Problem: All of the records below must be output exactly, with no pictures carried over.

┌──

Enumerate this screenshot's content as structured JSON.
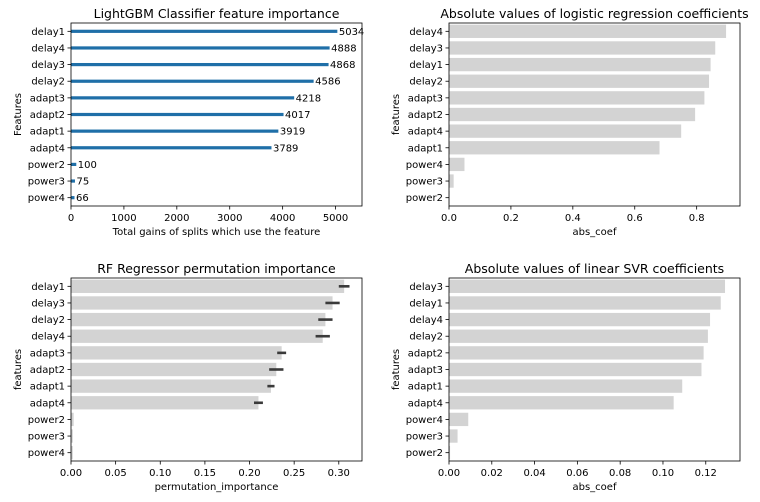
{
  "chart_data": [
    {
      "type": "bar",
      "orientation": "horizontal",
      "style": "lollipop",
      "title": "LightGBM Classifier feature importance",
      "xlabel": "Total gains of splits which use the feature",
      "ylabel": "Features",
      "categories": [
        "delay1",
        "delay4",
        "delay3",
        "delay2",
        "adapt3",
        "adapt2",
        "adapt1",
        "adapt4",
        "power2",
        "power3",
        "power4"
      ],
      "values": [
        5034,
        4888,
        4868,
        4586,
        4218,
        4017,
        3919,
        3789,
        100,
        75,
        66
      ],
      "xlim": [
        0,
        5500
      ],
      "xticks": [
        0,
        1000,
        2000,
        3000,
        4000,
        5000
      ],
      "xtick_labels": [
        "0",
        "1000",
        "2000",
        "3000",
        "4000",
        "5000"
      ],
      "data_labels": true,
      "color": "#1f6fa8"
    },
    {
      "type": "bar",
      "orientation": "horizontal",
      "title": "Absolute values of logistic regression coefficients",
      "xlabel": "abs_coef",
      "ylabel": "features",
      "categories": [
        "delay4",
        "delay3",
        "delay1",
        "delay2",
        "adapt3",
        "adapt2",
        "adapt4",
        "adapt1",
        "power4",
        "power3",
        "power2"
      ],
      "values": [
        0.895,
        0.86,
        0.845,
        0.84,
        0.825,
        0.795,
        0.75,
        0.68,
        0.05,
        0.015,
        0.002
      ],
      "xlim": [
        0,
        0.94
      ],
      "xticks": [
        0,
        0.2,
        0.4,
        0.6,
        0.8
      ],
      "xtick_labels": [
        "0.0",
        "0.2",
        "0.4",
        "0.6",
        "0.8"
      ],
      "color": "#d3d3d3"
    },
    {
      "type": "bar",
      "orientation": "horizontal",
      "title": "RF Regressor permutation importance",
      "xlabel": "permutation_importance",
      "ylabel": "features",
      "categories": [
        "delay1",
        "delay3",
        "delay2",
        "delay4",
        "adapt3",
        "adapt2",
        "adapt1",
        "adapt4",
        "power2",
        "power3",
        "power4"
      ],
      "values": [
        0.306,
        0.293,
        0.285,
        0.282,
        0.236,
        0.23,
        0.224,
        0.21,
        0.003,
        0.002,
        0.002
      ],
      "errors": [
        0.006,
        0.008,
        0.008,
        0.008,
        0.005,
        0.008,
        0.004,
        0.005,
        0,
        0,
        0
      ],
      "xlim": [
        0,
        0.326
      ],
      "xticks": [
        0,
        0.05,
        0.1,
        0.15,
        0.2,
        0.25,
        0.3
      ],
      "xtick_labels": [
        "0.00",
        "0.05",
        "0.10",
        "0.15",
        "0.20",
        "0.25",
        "0.30"
      ],
      "color": "#d3d3d3",
      "error_color": "#3a3a3a"
    },
    {
      "type": "bar",
      "orientation": "horizontal",
      "title": "Absolute values of linear SVR coefficients",
      "xlabel": "abs_coef",
      "ylabel": "features",
      "categories": [
        "delay3",
        "delay1",
        "delay4",
        "delay2",
        "adapt2",
        "adapt3",
        "adapt1",
        "adapt4",
        "power4",
        "power3",
        "power2"
      ],
      "values": [
        0.129,
        0.127,
        0.122,
        0.121,
        0.119,
        0.118,
        0.109,
        0.105,
        0.009,
        0.004,
        0.0005
      ],
      "xlim": [
        0,
        0.136
      ],
      "xticks": [
        0,
        0.02,
        0.04,
        0.06,
        0.08,
        0.1,
        0.12
      ],
      "xtick_labels": [
        "0.00",
        "0.02",
        "0.04",
        "0.06",
        "0.08",
        "0.10",
        "0.12"
      ],
      "color": "#d3d3d3"
    }
  ]
}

└──

Full answer:
Enumerate this screenshot's content as structured JSON.
{
  "chart_data": [
    {
      "type": "bar",
      "orientation": "horizontal",
      "style": "lollipop",
      "title": "LightGBM Classifier feature importance",
      "xlabel": "Total gains of splits which use the feature",
      "ylabel": "Features",
      "categories": [
        "delay1",
        "delay4",
        "delay3",
        "delay2",
        "adapt3",
        "adapt2",
        "adapt1",
        "adapt4",
        "power2",
        "power3",
        "power4"
      ],
      "values": [
        5034,
        4888,
        4868,
        4586,
        4218,
        4017,
        3919,
        3789,
        100,
        75,
        66
      ],
      "xlim": [
        0,
        5500
      ],
      "xticks": [
        0,
        1000,
        2000,
        3000,
        4000,
        5000
      ],
      "xtick_labels": [
        "0",
        "1000",
        "2000",
        "3000",
        "4000",
        "5000"
      ],
      "data_labels": true,
      "color": "#1f6fa8"
    },
    {
      "type": "bar",
      "orientation": "horizontal",
      "title": "Absolute values of logistic regression coefficients",
      "xlabel": "abs_coef",
      "ylabel": "features",
      "categories": [
        "delay4",
        "delay3",
        "delay1",
        "delay2",
        "adapt3",
        "adapt2",
        "adapt4",
        "adapt1",
        "power4",
        "power3",
        "power2"
      ],
      "values": [
        0.895,
        0.86,
        0.845,
        0.84,
        0.825,
        0.795,
        0.75,
        0.68,
        0.05,
        0.015,
        0.002
      ],
      "xlim": [
        0,
        0.94
      ],
      "xticks": [
        0,
        0.2,
        0.4,
        0.6,
        0.8
      ],
      "xtick_labels": [
        "0.0",
        "0.2",
        "0.4",
        "0.6",
        "0.8"
      ],
      "color": "#d3d3d3"
    },
    {
      "type": "bar",
      "orientation": "horizontal",
      "title": "RF Regressor permutation importance",
      "xlabel": "permutation_importance",
      "ylabel": "features",
      "categories": [
        "delay1",
        "delay3",
        "delay2",
        "delay4",
        "adapt3",
        "adapt2",
        "adapt1",
        "adapt4",
        "power2",
        "power3",
        "power4"
      ],
      "values": [
        0.306,
        0.293,
        0.285,
        0.282,
        0.236,
        0.23,
        0.224,
        0.21,
        0.003,
        0.002,
        0.002
      ],
      "errors": [
        0.006,
        0.008,
        0.008,
        0.008,
        0.005,
        0.008,
        0.004,
        0.005,
        0,
        0,
        0
      ],
      "xlim": [
        0,
        0.326
      ],
      "xticks": [
        0,
        0.05,
        0.1,
        0.15,
        0.2,
        0.25,
        0.3
      ],
      "xtick_labels": [
        "0.00",
        "0.05",
        "0.10",
        "0.15",
        "0.20",
        "0.25",
        "0.30"
      ],
      "color": "#d3d3d3",
      "error_color": "#3a3a3a"
    },
    {
      "type": "bar",
      "orientation": "horizontal",
      "title": "Absolute values of linear SVR coefficients",
      "xlabel": "abs_coef",
      "ylabel": "features",
      "categories": [
        "delay3",
        "delay1",
        "delay4",
        "delay2",
        "adapt2",
        "adapt3",
        "adapt1",
        "adapt4",
        "power4",
        "power3",
        "power2"
      ],
      "values": [
        0.129,
        0.127,
        0.122,
        0.121,
        0.119,
        0.118,
        0.109,
        0.105,
        0.009,
        0.004,
        0.0005
      ],
      "xlim": [
        0,
        0.136
      ],
      "xticks": [
        0,
        0.02,
        0.04,
        0.06,
        0.08,
        0.1,
        0.12
      ],
      "xtick_labels": [
        "0.00",
        "0.02",
        "0.04",
        "0.06",
        "0.08",
        "0.10",
        "0.12"
      ],
      "color": "#d3d3d3"
    }
  ]
}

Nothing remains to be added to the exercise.